Data for this exercise
☆ ☆ ☆ ☆ ☆

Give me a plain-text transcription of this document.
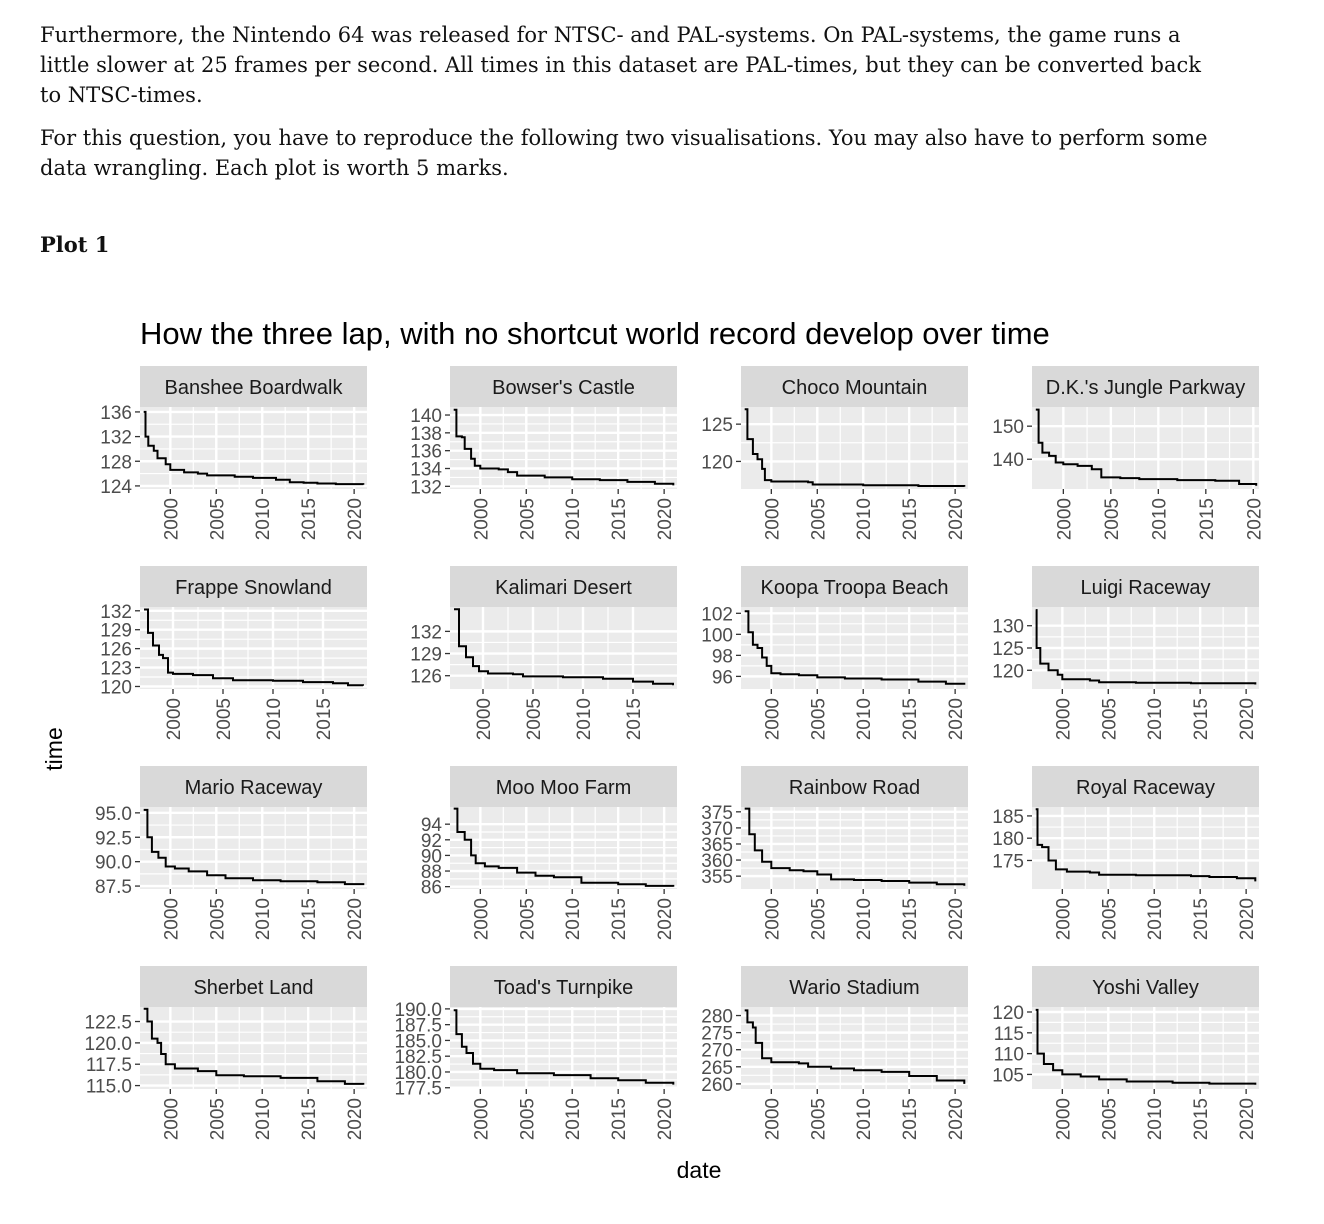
Furthermore, the Nintendo 64 was released for NTSC- and PAL-systems. On PAL-systems, the game runs a little slower at 25 frames per second. All times in this dataset are PAL-times, but they can be converted back to NTSC-times.
For this question, you have to reproduce the following two visualisations. You may also have to perform some data wrangling. Each plot is worth 5 marks.
Plot 1
How the three lap, with no shortcut world record develop over time
time
date
Banshee Boardwalk
2000 2005 2010 2015 2020
124
128
132
136
Bowser's Castle
2000 2005 2010 2015 2020
132
134
136
138
140
Choco Mountain
2000 2005 2010 2015 2020
120
125
D.K.'s Jungle Parkway
2000 2005 2010 2015 2020
140
150
Frappe Snowland
2000 2005 2010 2015
120
123
126
129
132
Kalimari Desert
2000 2005 2010 2015
126
129
132
Koopa Troopa Beach
2000 2005 2010 2015 2020
96
98
100
102
Luigi Raceway
2000 2005 2010 2015 2020
120
125
130
Mario Raceway
2000 2005 2010 2015 2020
87.5
90.0
92.5
95.0
Moo Moo Farm
2000 2005 2010 2015 2020
86
88
90
92
94
Rainbow Road
2000 2005 2010 2015 2020
355
360
365
370
375
Royal Raceway
2000 2005 2010 2015 2020
175
180
185
Sherbet Land
2000 2005 2010 2015 2020
115.0
117.5
120.0
122.5
Toad's Turnpike
2000 2005 2010 2015 2020
177.5
180.0
182.5
185.0
187.5
190.0
Wario Stadium
2000 2005 2010 2015 2020
260
265
270
275
280
Yoshi Valley
2000 2005 2010 2015 2020
105
110
115
120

☆ ☆ ☆ ☆ ☆

Task statement
Write out again every line above exactly as given; the pictures do not belong in the copy.

Response
Give me a plain-text transcription of this document.
Furthermore, the Nintendo 64 was released for NTSC- and PAL-systems. On PAL-systems, the game runs a little slower at 25 frames per second. All times in this dataset are PAL-times, but they can be converted back to NTSC-times.
For this question, you have to reproduce the following two visualisations. You may also have to perform some data wrangling. Each plot is worth 5 marks.
Plot 1
How the three lap, with no shortcut world record develop over time
time
date
Banshee Boardwalk
2000 2005 2010 2015 2020
124
128
132
136
Bowser's Castle
2000 2005 2010 2015 2020
132
134
136
138
140
Choco Mountain
2000 2005 2010 2015 2020
120
125
D.K.'s Jungle Parkway
2000 2005 2010 2015 2020
140
150
Frappe Snowland
2000 2005 2010 2015
120
123
126
129
132
Kalimari Desert
2000 2005 2010 2015
126
129
132
Koopa Troopa Beach
2000 2005 2010 2015 2020
96
98
100
102
Luigi Raceway
2000 2005 2010 2015 2020
120
125
130
Mario Raceway
2000 2005 2010 2015 2020
87.5
90.0
92.5
95.0
Moo Moo Farm
2000 2005 2010 2015 2020
86
88
90
92
94
Rainbow Road
2000 2005 2010 2015 2020
355
360
365
370
375
Royal Raceway
2000 2005 2010 2015 2020
175
180
185
Sherbet Land
2000 2005 2010 2015 2020
115.0
117.5
120.0
122.5
Toad's Turnpike
2000 2005 2010 2015 2020
177.5
180.0
182.5
185.0
187.5
190.0
Wario Stadium
2000 2005 2010 2015 2020
260
265
270
275
280
Yoshi Valley
2000 2005 2010 2015 2020
105
110
115
120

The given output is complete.